▶ **Requirement**:
Leave out the pictures and transcribe everything else exactly.

▶ **Listing**:
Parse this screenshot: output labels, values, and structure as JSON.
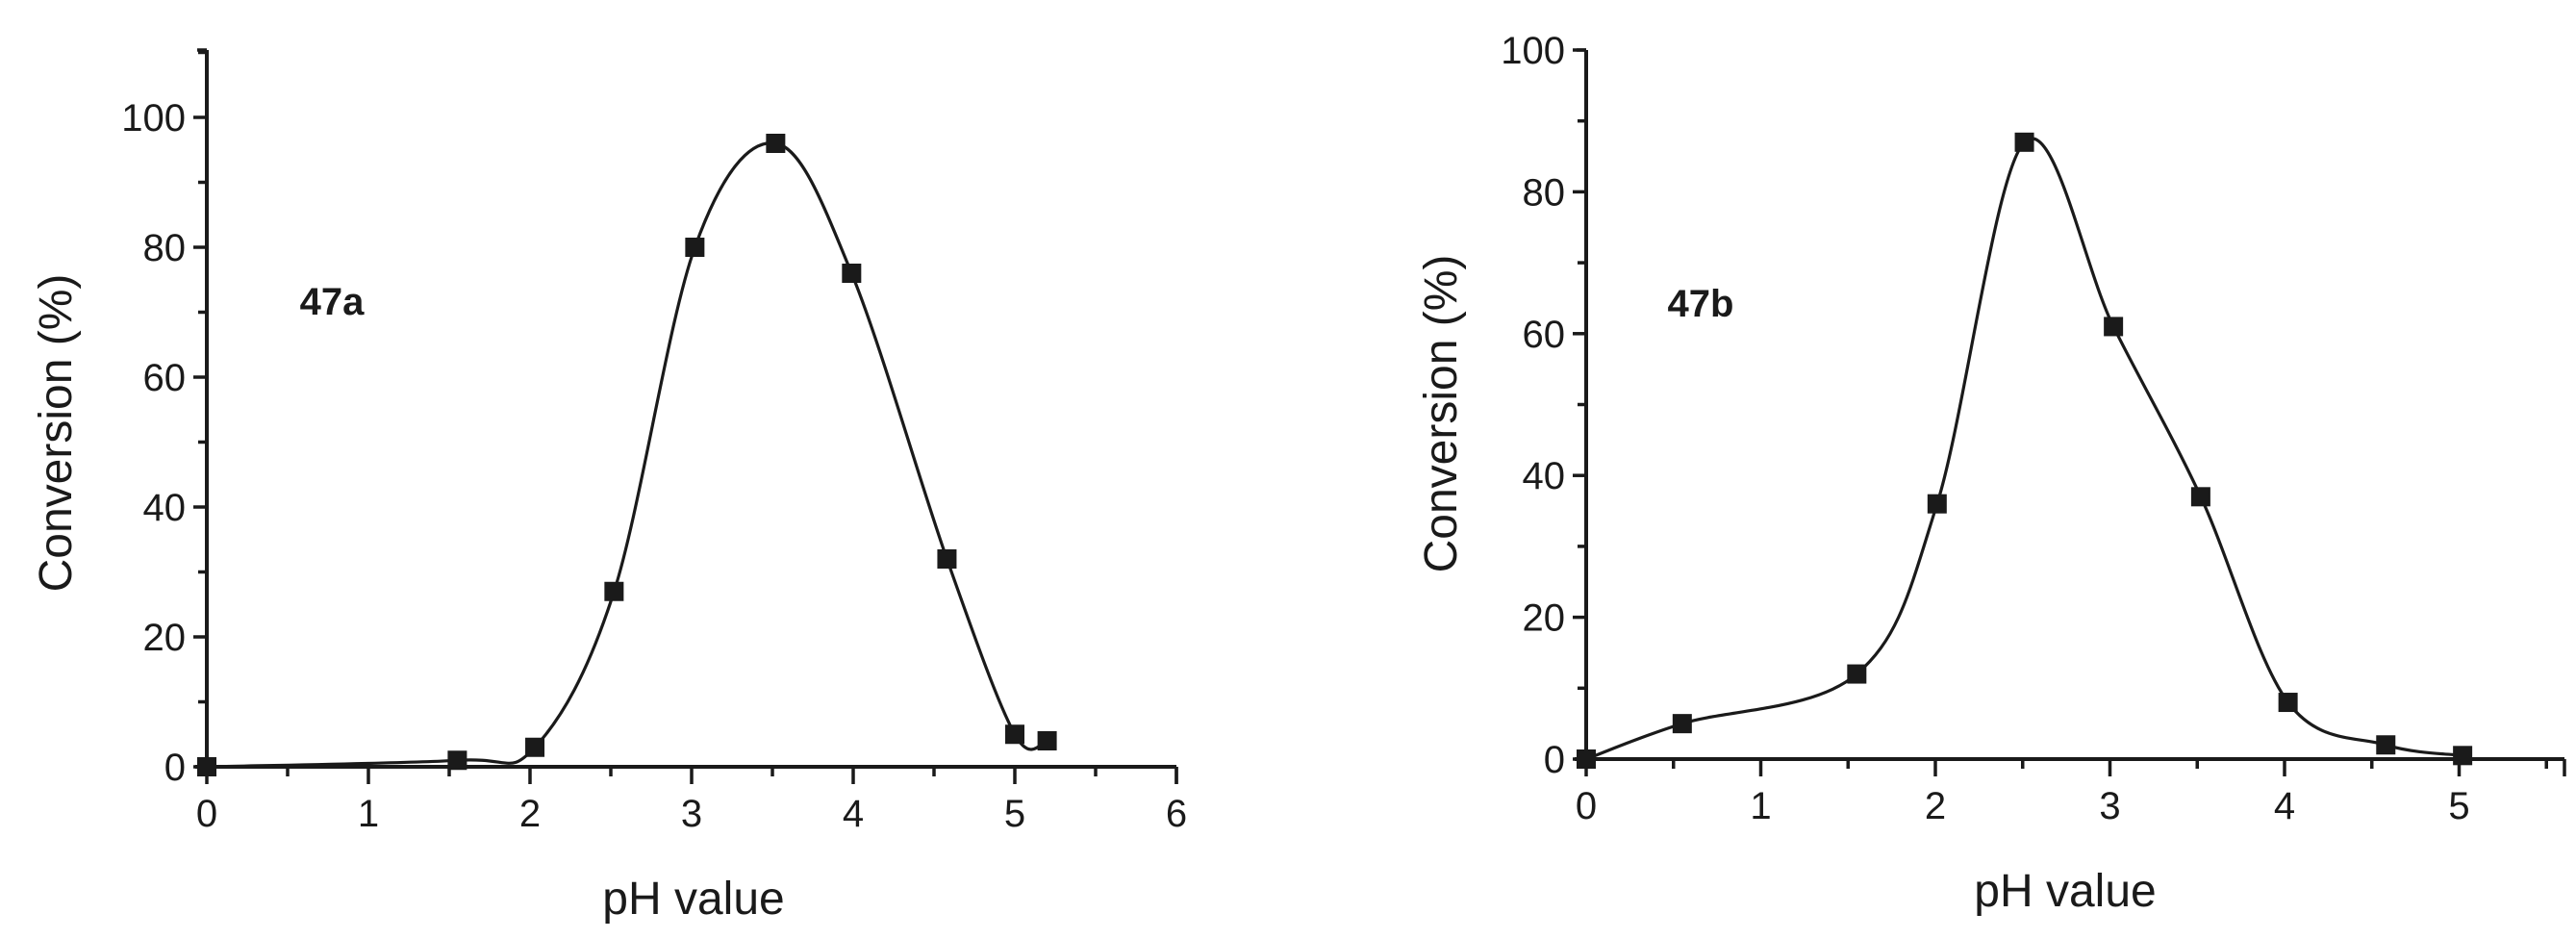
{
  "figure": {
    "panels": [
      {
        "id": "47a",
        "panel_label": "47a",
        "xlabel": "pH value",
        "ylabel": "Conversion (%)"
      },
      {
        "id": "47b",
        "panel_label": "47b",
        "xlabel": "pH value",
        "ylabel": "Conversion (%)"
      }
    ]
  },
  "chart_data": [
    {
      "type": "line",
      "title": "47a",
      "xlabel": "pH value",
      "ylabel": "Conversion (%)",
      "xlim": [
        0,
        6
      ],
      "ylim": [
        0,
        110
      ],
      "x_ticks": [
        0,
        1,
        2,
        3,
        4,
        5,
        6
      ],
      "x_minor_step": 0.5,
      "y_ticks": [
        0,
        20,
        40,
        60,
        80,
        100
      ],
      "y_minor_step": 10,
      "grid": false,
      "legend": null,
      "marker": "square",
      "smooth_curve": true,
      "series": [
        {
          "name": "47a",
          "x": [
            0,
            1.55,
            2.03,
            2.52,
            3.02,
            3.52,
            3.99,
            4.58,
            5.0,
            5.2
          ],
          "y": [
            0,
            1,
            3,
            27,
            80,
            96,
            76,
            32,
            5,
            4
          ]
        }
      ]
    },
    {
      "type": "line",
      "title": "47b",
      "xlabel": "pH value",
      "ylabel": "Conversion (%)",
      "xlim": [
        0,
        5.5
      ],
      "ylim": [
        0,
        100
      ],
      "x_ticks": [
        0,
        1,
        2,
        3,
        4,
        5
      ],
      "x_minor_step": 0.5,
      "y_ticks": [
        0,
        20,
        40,
        60,
        80,
        100
      ],
      "y_minor_step": 10,
      "grid": false,
      "legend": null,
      "marker": "square",
      "smooth_curve": true,
      "series": [
        {
          "name": "47b",
          "x": [
            0,
            0.55,
            1.55,
            2.01,
            2.51,
            3.02,
            3.52,
            4.02,
            4.58,
            5.02
          ],
          "y": [
            0,
            5,
            12,
            36,
            87,
            61,
            37,
            8,
            2,
            0.5
          ]
        }
      ]
    }
  ]
}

▶ **Output for this exercise**:
Parse this screenshot: output labels, values, and structure as JSON.
{
  "figure": {
    "panels": [
      {
        "id": "47a",
        "panel_label": "47a",
        "xlabel": "pH value",
        "ylabel": "Conversion (%)"
      },
      {
        "id": "47b",
        "panel_label": "47b",
        "xlabel": "pH value",
        "ylabel": "Conversion (%)"
      }
    ]
  },
  "chart_data": [
    {
      "type": "line",
      "title": "47a",
      "xlabel": "pH value",
      "ylabel": "Conversion (%)",
      "xlim": [
        0,
        6
      ],
      "ylim": [
        0,
        110
      ],
      "x_ticks": [
        0,
        1,
        2,
        3,
        4,
        5,
        6
      ],
      "x_minor_step": 0.5,
      "y_ticks": [
        0,
        20,
        40,
        60,
        80,
        100
      ],
      "y_minor_step": 10,
      "grid": false,
      "legend": null,
      "marker": "square",
      "smooth_curve": true,
      "series": [
        {
          "name": "47a",
          "x": [
            0,
            1.55,
            2.03,
            2.52,
            3.02,
            3.52,
            3.99,
            4.58,
            5.0,
            5.2
          ],
          "y": [
            0,
            1,
            3,
            27,
            80,
            96,
            76,
            32,
            5,
            4
          ]
        }
      ]
    },
    {
      "type": "line",
      "title": "47b",
      "xlabel": "pH value",
      "ylabel": "Conversion (%)",
      "xlim": [
        0,
        5.5
      ],
      "ylim": [
        0,
        100
      ],
      "x_ticks": [
        0,
        1,
        2,
        3,
        4,
        5
      ],
      "x_minor_step": 0.5,
      "y_ticks": [
        0,
        20,
        40,
        60,
        80,
        100
      ],
      "y_minor_step": 10,
      "grid": false,
      "legend": null,
      "marker": "square",
      "smooth_curve": true,
      "series": [
        {
          "name": "47b",
          "x": [
            0,
            0.55,
            1.55,
            2.01,
            2.51,
            3.02,
            3.52,
            4.02,
            4.58,
            5.02
          ],
          "y": [
            0,
            5,
            12,
            36,
            87,
            61,
            37,
            8,
            2,
            0.5
          ]
        }
      ]
    }
  ]
}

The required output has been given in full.